-- Begin --

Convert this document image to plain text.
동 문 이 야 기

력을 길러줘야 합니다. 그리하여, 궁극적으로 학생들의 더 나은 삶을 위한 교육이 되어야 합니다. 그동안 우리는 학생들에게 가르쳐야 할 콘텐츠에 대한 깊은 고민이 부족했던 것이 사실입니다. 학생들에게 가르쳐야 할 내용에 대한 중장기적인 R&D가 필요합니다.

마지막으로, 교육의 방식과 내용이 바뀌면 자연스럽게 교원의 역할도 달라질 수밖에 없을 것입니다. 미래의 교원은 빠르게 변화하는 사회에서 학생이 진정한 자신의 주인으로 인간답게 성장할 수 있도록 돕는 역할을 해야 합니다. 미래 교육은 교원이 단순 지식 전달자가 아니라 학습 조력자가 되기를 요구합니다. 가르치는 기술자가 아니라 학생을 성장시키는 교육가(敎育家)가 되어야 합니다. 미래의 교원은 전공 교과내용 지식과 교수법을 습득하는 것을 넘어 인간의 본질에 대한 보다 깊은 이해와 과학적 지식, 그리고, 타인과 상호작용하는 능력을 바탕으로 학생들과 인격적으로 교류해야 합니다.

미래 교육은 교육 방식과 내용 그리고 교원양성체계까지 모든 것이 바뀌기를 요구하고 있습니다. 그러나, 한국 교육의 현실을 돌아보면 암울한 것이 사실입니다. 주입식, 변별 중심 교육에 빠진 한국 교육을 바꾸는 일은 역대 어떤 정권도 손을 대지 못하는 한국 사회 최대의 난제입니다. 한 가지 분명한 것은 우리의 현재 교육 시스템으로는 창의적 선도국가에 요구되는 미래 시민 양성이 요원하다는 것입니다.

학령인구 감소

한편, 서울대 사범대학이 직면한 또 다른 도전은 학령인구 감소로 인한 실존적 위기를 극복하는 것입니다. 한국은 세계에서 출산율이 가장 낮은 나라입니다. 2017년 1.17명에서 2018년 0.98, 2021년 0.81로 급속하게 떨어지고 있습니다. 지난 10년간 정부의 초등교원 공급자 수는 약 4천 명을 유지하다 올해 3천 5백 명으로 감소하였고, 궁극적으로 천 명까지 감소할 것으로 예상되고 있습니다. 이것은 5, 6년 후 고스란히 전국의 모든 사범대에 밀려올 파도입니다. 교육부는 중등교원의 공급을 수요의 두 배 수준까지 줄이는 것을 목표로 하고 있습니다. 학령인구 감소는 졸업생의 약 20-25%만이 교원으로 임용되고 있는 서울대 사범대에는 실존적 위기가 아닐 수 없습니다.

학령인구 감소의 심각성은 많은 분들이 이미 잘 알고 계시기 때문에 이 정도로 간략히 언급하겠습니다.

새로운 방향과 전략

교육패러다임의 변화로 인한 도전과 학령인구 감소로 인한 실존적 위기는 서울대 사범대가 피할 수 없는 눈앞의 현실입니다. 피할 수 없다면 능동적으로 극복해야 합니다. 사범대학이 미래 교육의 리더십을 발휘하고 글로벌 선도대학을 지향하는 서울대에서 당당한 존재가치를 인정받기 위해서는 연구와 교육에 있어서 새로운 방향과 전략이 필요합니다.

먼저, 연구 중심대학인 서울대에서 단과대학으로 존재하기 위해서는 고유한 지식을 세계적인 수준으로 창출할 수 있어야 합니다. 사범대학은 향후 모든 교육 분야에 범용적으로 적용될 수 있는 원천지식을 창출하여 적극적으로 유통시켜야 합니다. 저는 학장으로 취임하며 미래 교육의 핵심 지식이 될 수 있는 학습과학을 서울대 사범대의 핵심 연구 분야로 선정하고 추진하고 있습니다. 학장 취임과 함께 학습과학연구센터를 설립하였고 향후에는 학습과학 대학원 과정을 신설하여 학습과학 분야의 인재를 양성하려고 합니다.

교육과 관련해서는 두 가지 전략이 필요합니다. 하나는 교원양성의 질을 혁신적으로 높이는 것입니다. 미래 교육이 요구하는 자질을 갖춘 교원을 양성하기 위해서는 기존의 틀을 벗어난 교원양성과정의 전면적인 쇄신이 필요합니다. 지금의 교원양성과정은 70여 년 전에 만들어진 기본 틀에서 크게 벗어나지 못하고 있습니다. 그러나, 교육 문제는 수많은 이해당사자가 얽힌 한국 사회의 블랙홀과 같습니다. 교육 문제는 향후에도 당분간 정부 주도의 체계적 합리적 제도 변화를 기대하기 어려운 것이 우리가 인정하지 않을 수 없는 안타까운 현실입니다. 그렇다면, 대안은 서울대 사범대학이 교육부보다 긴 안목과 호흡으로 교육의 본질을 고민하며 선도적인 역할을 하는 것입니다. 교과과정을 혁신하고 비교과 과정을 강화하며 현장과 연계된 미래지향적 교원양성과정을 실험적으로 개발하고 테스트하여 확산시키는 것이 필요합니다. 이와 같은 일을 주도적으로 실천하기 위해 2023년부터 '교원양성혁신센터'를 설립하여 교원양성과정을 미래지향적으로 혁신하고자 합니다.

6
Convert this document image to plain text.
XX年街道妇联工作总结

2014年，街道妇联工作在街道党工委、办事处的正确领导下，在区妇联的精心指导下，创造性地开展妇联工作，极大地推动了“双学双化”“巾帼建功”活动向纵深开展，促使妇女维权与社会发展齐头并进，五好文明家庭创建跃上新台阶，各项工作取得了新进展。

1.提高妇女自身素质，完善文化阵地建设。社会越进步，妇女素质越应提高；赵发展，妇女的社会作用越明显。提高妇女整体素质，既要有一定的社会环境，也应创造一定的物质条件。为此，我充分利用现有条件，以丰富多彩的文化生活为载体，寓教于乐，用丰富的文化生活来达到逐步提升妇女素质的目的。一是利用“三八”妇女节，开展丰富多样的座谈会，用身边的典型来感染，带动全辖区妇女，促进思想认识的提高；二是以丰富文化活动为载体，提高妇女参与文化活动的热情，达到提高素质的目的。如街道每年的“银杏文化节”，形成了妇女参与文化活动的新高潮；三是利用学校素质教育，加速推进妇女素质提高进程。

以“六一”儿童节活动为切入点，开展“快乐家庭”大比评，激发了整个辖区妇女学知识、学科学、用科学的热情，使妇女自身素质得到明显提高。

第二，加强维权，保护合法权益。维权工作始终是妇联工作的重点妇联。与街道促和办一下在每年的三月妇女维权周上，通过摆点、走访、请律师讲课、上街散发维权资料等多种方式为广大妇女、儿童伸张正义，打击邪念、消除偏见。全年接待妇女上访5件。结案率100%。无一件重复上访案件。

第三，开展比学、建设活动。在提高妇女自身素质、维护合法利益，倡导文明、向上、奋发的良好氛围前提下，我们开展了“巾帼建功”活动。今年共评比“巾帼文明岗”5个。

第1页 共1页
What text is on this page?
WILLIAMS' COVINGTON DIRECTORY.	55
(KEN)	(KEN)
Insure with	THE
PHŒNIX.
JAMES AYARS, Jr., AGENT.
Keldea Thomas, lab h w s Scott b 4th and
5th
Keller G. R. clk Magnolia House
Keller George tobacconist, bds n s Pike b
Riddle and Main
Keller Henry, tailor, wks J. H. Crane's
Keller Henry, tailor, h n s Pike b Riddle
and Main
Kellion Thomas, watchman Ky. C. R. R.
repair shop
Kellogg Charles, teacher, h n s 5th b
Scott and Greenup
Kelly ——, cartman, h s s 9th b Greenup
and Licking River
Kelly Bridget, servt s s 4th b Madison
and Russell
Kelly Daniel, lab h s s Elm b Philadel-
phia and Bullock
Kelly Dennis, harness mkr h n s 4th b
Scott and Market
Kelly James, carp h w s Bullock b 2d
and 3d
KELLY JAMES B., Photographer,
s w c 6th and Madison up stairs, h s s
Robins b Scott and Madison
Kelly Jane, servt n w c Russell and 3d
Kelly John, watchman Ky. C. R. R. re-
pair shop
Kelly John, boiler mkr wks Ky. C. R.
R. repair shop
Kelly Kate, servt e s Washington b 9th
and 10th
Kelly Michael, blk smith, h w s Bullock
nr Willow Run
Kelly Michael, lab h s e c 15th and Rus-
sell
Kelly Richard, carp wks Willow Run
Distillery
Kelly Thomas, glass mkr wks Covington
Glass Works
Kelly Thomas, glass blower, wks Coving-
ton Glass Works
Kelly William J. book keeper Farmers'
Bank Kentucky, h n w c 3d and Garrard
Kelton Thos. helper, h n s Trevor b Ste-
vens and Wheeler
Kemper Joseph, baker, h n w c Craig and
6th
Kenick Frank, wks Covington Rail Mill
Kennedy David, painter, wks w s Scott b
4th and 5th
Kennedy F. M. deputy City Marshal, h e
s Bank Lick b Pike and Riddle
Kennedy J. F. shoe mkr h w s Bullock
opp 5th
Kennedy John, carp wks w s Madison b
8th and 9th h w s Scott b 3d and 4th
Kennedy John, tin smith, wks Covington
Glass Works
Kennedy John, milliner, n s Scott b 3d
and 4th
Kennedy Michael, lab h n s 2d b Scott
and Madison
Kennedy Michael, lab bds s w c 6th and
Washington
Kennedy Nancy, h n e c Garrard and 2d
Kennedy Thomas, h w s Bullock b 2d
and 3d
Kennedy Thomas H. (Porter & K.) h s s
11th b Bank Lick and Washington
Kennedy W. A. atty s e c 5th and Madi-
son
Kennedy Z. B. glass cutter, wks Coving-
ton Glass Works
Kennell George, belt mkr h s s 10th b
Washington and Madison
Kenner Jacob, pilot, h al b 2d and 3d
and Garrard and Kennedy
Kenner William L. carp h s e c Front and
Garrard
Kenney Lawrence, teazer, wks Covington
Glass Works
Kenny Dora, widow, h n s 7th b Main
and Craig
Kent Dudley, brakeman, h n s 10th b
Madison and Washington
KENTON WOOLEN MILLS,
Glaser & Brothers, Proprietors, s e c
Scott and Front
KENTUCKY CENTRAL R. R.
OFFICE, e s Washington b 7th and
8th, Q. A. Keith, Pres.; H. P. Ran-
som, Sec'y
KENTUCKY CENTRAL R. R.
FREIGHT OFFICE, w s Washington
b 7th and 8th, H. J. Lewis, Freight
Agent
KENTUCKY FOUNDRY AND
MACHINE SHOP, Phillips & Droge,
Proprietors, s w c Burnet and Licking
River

-- End --

**Exercise brief:**
Reply with only the number of lines in the material above where the string "Henry" appears.

**Answer to the task:**
2